== WRITTEN INSTRUCTION ==
Find each line with the word "Richtung" and copy it.

== EXTRACTED DATA ==

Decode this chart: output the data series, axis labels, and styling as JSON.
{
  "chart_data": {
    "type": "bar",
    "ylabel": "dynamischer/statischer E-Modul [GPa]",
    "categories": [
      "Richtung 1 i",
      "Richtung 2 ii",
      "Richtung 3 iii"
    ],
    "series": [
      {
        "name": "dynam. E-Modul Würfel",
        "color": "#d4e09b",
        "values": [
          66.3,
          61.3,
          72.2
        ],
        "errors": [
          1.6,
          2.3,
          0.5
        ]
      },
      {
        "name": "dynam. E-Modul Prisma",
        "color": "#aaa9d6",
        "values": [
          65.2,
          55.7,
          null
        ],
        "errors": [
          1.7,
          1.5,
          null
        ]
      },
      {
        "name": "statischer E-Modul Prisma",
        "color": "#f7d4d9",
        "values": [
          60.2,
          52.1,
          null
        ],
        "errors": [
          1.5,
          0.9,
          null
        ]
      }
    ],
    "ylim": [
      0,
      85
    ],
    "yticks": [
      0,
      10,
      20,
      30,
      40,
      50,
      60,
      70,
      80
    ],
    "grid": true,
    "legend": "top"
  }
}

---

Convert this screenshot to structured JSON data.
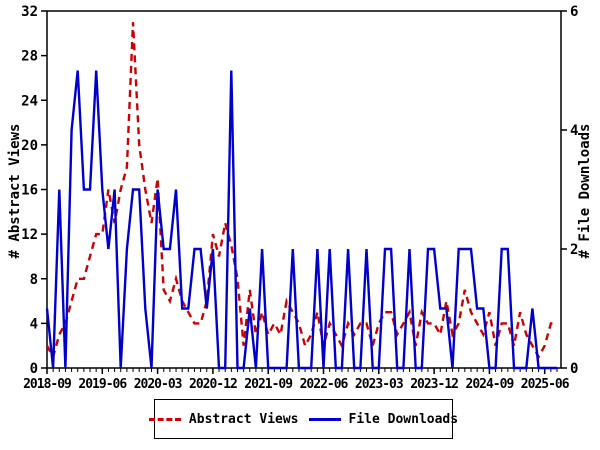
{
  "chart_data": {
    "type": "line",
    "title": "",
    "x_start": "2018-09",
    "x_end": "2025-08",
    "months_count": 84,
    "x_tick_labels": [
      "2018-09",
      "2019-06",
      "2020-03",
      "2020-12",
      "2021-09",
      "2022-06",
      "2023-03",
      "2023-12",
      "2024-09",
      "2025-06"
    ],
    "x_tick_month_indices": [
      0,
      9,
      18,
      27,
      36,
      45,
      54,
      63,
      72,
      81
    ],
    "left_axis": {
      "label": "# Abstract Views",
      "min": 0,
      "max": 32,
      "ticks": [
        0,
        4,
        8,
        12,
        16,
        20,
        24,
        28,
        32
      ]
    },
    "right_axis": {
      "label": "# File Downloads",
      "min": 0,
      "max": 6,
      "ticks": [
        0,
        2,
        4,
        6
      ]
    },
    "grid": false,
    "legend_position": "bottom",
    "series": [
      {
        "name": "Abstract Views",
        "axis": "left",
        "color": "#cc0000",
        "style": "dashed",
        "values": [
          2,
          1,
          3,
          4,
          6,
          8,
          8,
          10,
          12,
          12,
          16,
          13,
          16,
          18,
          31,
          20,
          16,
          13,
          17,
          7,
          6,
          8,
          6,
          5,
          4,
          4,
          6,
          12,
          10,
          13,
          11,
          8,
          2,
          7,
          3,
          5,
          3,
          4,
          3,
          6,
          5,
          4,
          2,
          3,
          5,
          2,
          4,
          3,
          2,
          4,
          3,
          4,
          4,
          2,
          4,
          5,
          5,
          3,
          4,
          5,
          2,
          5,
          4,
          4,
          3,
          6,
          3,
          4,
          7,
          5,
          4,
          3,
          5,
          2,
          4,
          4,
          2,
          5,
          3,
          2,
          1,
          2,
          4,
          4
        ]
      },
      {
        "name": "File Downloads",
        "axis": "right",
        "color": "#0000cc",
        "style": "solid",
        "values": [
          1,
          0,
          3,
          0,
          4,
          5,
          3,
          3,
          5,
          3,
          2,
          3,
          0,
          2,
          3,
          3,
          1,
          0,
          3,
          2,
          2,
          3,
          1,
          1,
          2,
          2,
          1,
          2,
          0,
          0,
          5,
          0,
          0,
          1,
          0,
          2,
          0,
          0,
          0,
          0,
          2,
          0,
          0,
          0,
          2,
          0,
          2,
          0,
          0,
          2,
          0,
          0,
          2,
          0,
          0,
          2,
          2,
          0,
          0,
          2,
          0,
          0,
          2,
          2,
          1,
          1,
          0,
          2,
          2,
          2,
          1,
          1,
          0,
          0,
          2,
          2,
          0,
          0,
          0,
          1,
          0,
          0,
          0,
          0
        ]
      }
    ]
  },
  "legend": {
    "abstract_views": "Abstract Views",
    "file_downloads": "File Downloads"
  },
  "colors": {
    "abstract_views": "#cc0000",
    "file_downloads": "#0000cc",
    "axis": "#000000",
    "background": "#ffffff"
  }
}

---

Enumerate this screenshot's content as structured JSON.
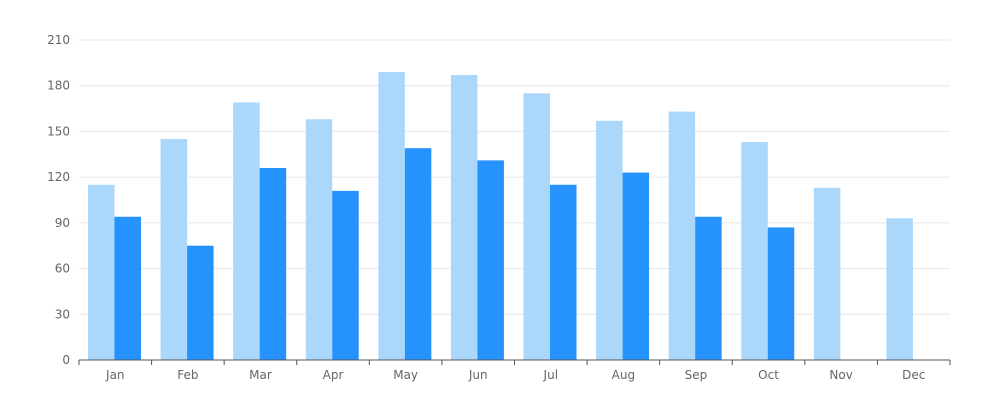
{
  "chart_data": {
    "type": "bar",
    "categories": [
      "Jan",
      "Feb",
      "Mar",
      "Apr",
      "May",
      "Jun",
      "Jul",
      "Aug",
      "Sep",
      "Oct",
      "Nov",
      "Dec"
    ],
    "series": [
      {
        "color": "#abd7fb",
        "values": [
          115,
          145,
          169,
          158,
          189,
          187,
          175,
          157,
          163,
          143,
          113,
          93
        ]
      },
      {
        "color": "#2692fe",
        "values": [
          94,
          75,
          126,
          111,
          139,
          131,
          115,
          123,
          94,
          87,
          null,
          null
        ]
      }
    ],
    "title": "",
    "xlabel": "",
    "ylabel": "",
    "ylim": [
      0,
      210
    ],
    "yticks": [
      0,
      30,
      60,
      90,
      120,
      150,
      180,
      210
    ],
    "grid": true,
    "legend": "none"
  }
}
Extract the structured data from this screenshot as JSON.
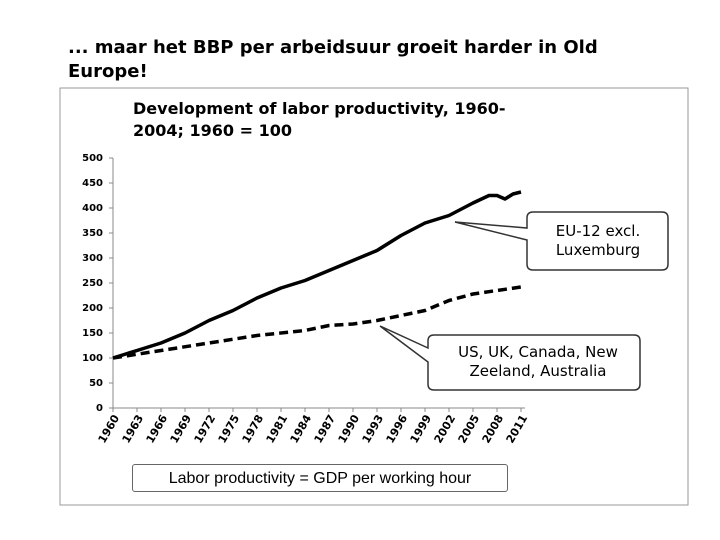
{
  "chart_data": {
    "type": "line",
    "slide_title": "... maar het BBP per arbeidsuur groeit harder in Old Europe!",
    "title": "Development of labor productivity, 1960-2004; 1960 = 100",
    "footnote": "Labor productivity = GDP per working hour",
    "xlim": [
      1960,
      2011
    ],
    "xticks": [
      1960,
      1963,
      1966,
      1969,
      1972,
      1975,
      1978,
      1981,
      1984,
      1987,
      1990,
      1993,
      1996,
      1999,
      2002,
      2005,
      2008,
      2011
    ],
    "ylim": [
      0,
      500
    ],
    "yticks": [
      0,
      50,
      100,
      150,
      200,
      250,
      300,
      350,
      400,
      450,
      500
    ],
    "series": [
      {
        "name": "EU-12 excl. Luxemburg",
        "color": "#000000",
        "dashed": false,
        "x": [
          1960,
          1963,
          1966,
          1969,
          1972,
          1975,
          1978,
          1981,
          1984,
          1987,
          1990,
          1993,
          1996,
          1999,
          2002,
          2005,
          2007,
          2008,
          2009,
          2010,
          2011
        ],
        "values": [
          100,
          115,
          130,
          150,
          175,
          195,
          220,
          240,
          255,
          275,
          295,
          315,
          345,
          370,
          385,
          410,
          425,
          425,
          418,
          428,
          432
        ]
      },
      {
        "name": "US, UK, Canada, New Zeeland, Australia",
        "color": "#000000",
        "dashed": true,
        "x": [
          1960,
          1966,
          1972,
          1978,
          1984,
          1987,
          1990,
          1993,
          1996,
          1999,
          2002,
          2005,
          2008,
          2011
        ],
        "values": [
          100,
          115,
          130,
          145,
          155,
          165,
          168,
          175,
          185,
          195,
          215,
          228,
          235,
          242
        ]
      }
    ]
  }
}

== REPLY ==
      "Richtung 1 i",
      "Richtung 2 ii",
      "Richtung 3 iii"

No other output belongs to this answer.